## Required task
Lift every line from the entries that includes the word "cold".

## Record list
..............................
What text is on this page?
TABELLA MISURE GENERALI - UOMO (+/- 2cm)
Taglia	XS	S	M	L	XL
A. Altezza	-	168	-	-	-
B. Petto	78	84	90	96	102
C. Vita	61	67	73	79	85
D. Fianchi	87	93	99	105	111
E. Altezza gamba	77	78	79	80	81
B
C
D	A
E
..............................
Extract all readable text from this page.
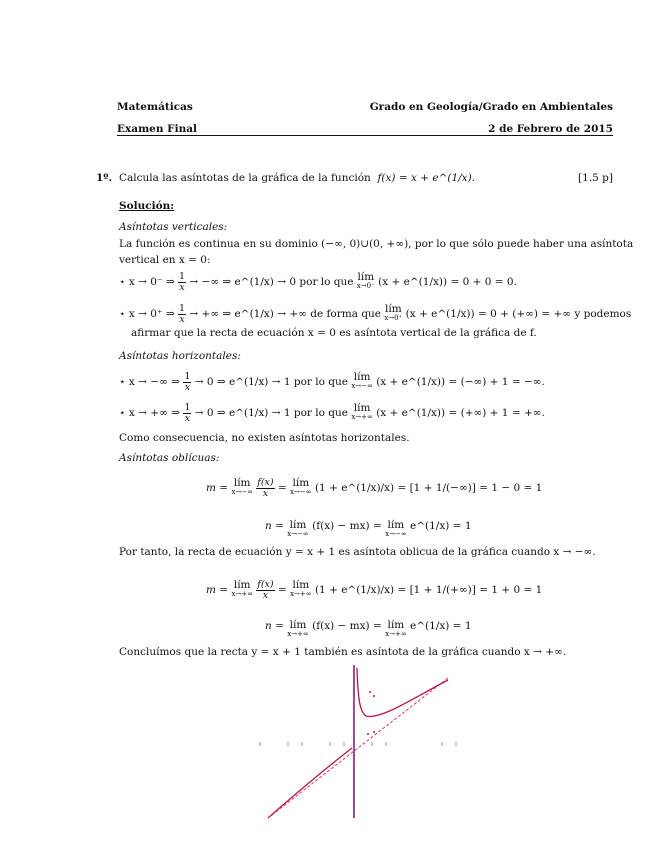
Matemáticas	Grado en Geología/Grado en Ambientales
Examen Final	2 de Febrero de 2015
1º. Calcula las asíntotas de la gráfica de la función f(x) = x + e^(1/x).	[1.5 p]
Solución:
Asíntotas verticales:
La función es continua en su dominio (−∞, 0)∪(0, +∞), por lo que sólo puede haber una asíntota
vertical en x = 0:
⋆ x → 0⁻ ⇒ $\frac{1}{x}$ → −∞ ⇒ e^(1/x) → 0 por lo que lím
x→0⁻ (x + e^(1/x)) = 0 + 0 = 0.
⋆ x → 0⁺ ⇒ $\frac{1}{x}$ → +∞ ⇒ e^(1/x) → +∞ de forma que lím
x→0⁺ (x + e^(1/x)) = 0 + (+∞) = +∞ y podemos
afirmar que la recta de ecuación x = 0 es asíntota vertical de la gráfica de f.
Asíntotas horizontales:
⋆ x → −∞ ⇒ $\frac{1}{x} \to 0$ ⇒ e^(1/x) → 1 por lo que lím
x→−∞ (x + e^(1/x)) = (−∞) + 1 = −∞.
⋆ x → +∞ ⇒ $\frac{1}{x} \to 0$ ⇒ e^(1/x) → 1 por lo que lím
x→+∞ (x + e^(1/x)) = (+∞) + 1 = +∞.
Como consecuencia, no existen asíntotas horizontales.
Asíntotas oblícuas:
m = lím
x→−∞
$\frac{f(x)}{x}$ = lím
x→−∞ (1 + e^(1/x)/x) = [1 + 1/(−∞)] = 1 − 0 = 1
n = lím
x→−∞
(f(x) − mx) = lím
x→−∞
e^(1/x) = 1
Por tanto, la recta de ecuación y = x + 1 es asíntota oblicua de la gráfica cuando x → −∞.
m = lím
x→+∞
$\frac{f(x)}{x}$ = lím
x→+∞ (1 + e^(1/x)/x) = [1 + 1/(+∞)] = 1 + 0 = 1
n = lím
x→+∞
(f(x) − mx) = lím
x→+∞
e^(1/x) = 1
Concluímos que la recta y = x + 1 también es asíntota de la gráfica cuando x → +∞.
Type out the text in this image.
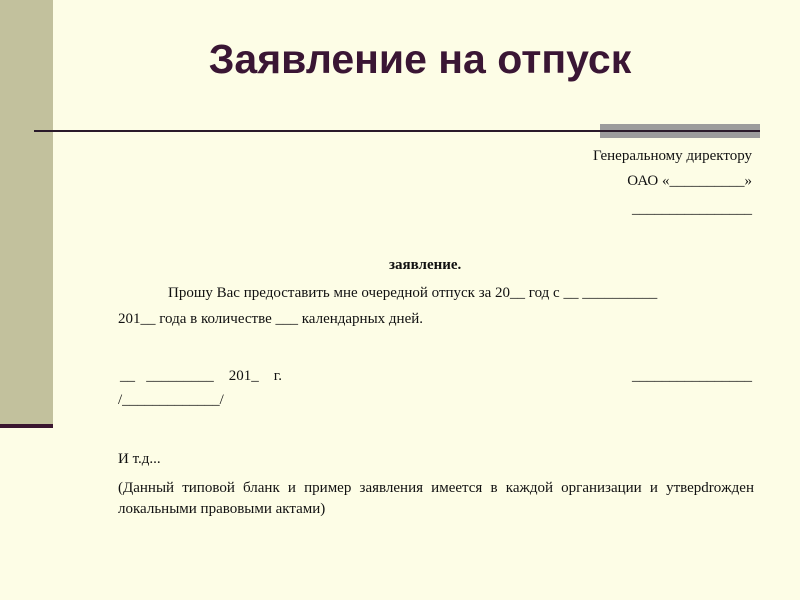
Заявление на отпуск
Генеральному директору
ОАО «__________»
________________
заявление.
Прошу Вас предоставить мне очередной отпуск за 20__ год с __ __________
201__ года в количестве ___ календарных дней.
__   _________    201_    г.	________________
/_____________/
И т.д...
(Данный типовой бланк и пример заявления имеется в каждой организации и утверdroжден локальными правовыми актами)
..............................
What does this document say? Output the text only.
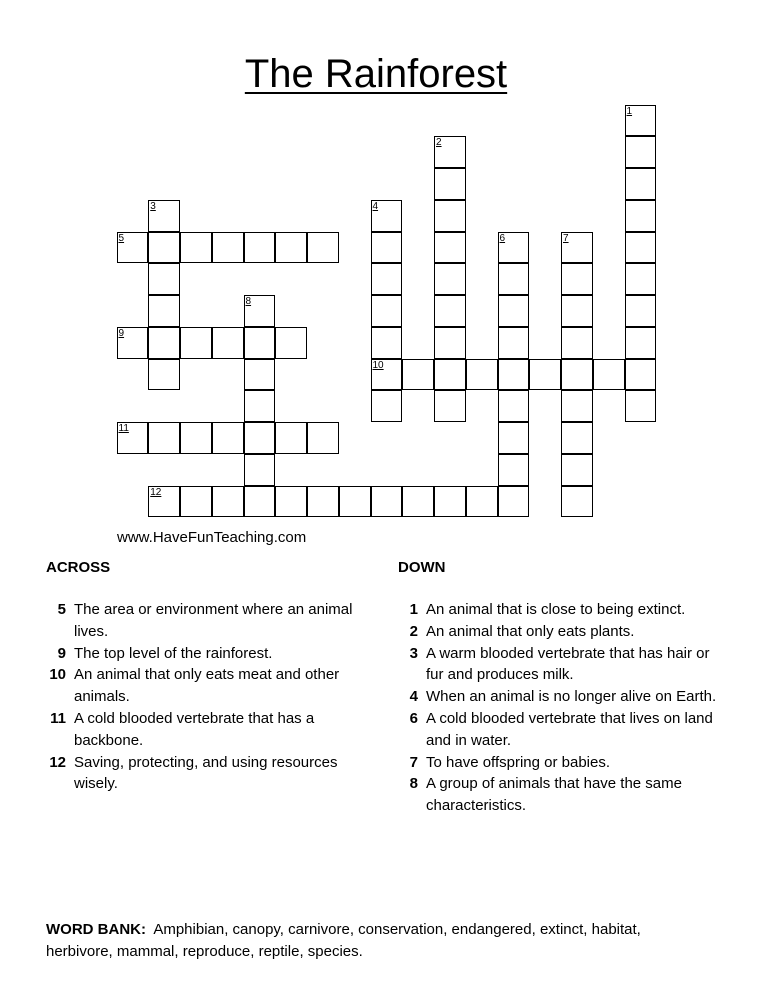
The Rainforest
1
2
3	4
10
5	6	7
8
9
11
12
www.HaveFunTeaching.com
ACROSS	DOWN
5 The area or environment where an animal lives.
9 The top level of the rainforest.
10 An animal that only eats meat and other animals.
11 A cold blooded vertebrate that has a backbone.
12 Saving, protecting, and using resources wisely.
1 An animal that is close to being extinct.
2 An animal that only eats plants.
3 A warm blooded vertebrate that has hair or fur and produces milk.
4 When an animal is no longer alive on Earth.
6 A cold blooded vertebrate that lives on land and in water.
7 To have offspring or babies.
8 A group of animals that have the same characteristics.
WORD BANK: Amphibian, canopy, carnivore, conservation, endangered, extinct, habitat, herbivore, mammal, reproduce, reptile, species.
..............................
## Result for this exercise
11 A cold blooded vertebrate that has a backbone.
6 A cold blooded vertebrate that lives on land and in water.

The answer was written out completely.